▶ **Provided entries**:
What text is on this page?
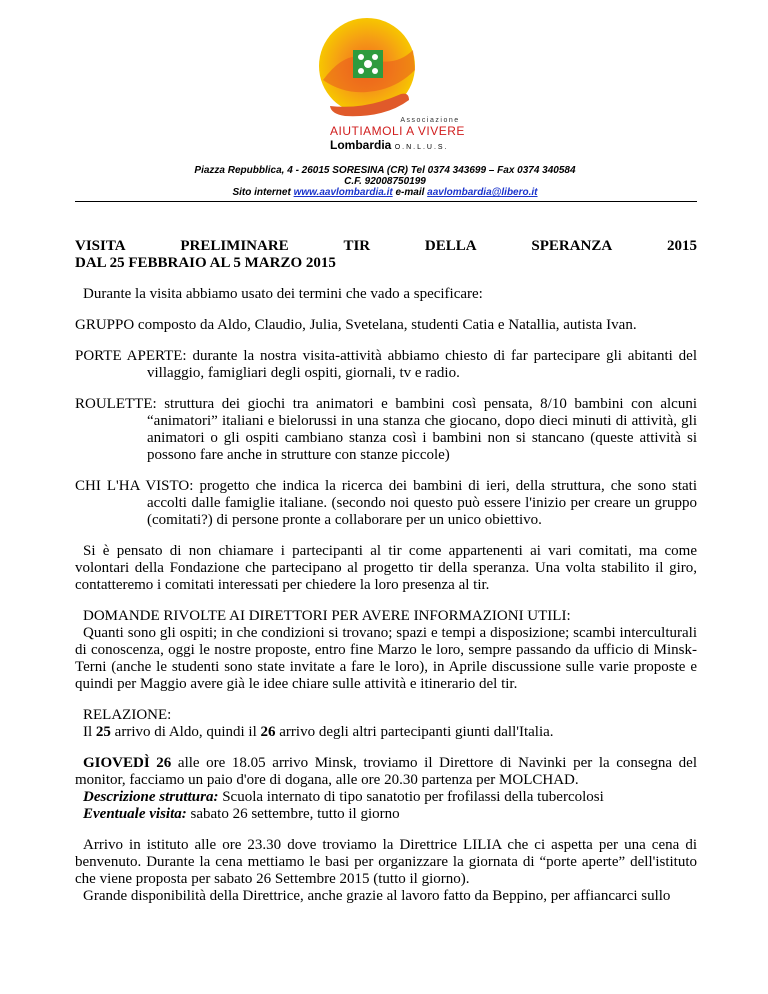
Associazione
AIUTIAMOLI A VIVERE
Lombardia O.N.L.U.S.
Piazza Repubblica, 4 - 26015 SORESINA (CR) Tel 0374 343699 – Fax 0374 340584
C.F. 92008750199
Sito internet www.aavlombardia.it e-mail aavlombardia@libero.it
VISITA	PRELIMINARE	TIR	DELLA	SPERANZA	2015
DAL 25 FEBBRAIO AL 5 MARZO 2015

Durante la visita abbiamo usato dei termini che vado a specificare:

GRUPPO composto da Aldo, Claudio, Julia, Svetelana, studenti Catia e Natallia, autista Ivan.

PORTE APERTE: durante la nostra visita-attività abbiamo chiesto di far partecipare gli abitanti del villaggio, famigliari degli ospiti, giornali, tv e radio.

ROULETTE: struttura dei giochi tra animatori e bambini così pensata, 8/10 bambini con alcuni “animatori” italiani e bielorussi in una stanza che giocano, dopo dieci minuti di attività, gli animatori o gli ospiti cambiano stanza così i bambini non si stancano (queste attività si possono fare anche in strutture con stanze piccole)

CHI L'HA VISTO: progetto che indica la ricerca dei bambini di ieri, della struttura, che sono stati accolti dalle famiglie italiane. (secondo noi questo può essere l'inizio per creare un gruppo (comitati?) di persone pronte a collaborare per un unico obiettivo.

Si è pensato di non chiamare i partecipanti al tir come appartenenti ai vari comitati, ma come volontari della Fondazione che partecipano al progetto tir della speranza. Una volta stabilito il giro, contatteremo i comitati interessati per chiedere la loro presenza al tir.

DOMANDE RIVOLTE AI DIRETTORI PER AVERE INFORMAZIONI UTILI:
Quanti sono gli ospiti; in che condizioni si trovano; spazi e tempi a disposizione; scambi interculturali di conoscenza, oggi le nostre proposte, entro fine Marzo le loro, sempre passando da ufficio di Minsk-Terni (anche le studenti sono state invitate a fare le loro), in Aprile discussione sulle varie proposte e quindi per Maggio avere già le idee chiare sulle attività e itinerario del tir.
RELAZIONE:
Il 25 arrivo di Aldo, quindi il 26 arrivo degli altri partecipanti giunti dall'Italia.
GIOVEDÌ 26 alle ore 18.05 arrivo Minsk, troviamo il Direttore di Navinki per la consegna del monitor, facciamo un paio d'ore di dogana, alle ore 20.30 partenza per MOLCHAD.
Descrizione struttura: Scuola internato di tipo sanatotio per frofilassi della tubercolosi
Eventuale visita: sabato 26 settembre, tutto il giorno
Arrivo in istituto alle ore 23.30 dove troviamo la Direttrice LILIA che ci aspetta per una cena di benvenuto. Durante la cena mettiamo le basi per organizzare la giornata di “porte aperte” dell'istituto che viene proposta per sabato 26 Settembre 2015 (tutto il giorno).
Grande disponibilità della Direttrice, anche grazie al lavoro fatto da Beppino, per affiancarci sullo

▶ **Instruction**:
Output all the records, word for word, with no pictures in the copy.

▶ **The solution**:
What text is on this page?
Associazione
AIUTIAMOLI A VIVERE
Lombardia O.N.L.U.S.
Piazza Repubblica, 4 - 26015 SORESINA (CR) Tel 0374 343699 – Fax 0374 340584
C.F. 92008750199
Sito internet www.aavlombardia.it e-mail aavlombardia@libero.it
VISITA	PRELIMINARE	TIR	DELLA	SPERANZA	2015
DAL 25 FEBBRAIO AL 5 MARZO 2015

Durante la visita abbiamo usato dei termini che vado a specificare:

GRUPPO composto da Aldo, Claudio, Julia, Svetelana, studenti Catia e Natallia, autista Ivan.

PORTE APERTE: durante la nostra visita-attività abbiamo chiesto di far partecipare gli abitanti del villaggio, famigliari degli ospiti, giornali, tv e radio.

ROULETTE: struttura dei giochi tra animatori e bambini così pensata, 8/10 bambini con alcuni “animatori” italiani e bielorussi in una stanza che giocano, dopo dieci minuti di attività, gli animatori o gli ospiti cambiano stanza così i bambini non si stancano (queste attività si possono fare anche in strutture con stanze piccole)

CHI L'HA VISTO: progetto che indica la ricerca dei bambini di ieri, della struttura, che sono stati accolti dalle famiglie italiane. (secondo noi questo può essere l'inizio per creare un gruppo (comitati?) di persone pronte a collaborare per un unico obiettivo.

Si è pensato di non chiamare i partecipanti al tir come appartenenti ai vari comitati, ma come volontari della Fondazione che partecipano al progetto tir della speranza. Una volta stabilito il giro, contatteremo i comitati interessati per chiedere la loro presenza al tir.

DOMANDE RIVOLTE AI DIRETTORI PER AVERE INFORMAZIONI UTILI:
Quanti sono gli ospiti; in che condizioni si trovano; spazi e tempi a disposizione; scambi interculturali di conoscenza, oggi le nostre proposte, entro fine Marzo le loro, sempre passando da ufficio di Minsk-Terni (anche le studenti sono state invitate a fare le loro), in Aprile discussione sulle varie proposte e quindi per Maggio avere già le idee chiare sulle attività e itinerario del tir.
RELAZIONE:
Il 25 arrivo di Aldo, quindi il 26 arrivo degli altri partecipanti giunti dall'Italia.
GIOVEDÌ 26 alle ore 18.05 arrivo Minsk, troviamo il Direttore di Navinki per la consegna del monitor, facciamo un paio d'ore di dogana, alle ore 20.30 partenza per MOLCHAD.
Descrizione struttura: Scuola internato di tipo sanatotio per frofilassi della tubercolosi
Eventuale visita: sabato 26 settembre, tutto il giorno
Arrivo in istituto alle ore 23.30 dove troviamo la Direttrice LILIA che ci aspetta per una cena di benvenuto. Durante la cena mettiamo le basi per organizzare la giornata di “porte aperte” dell'istituto che viene proposta per sabato 26 Settembre 2015 (tutto il giorno).
Grande disponibilità della Direttrice, anche grazie al lavoro fatto da Beppino, per affiancarci sullo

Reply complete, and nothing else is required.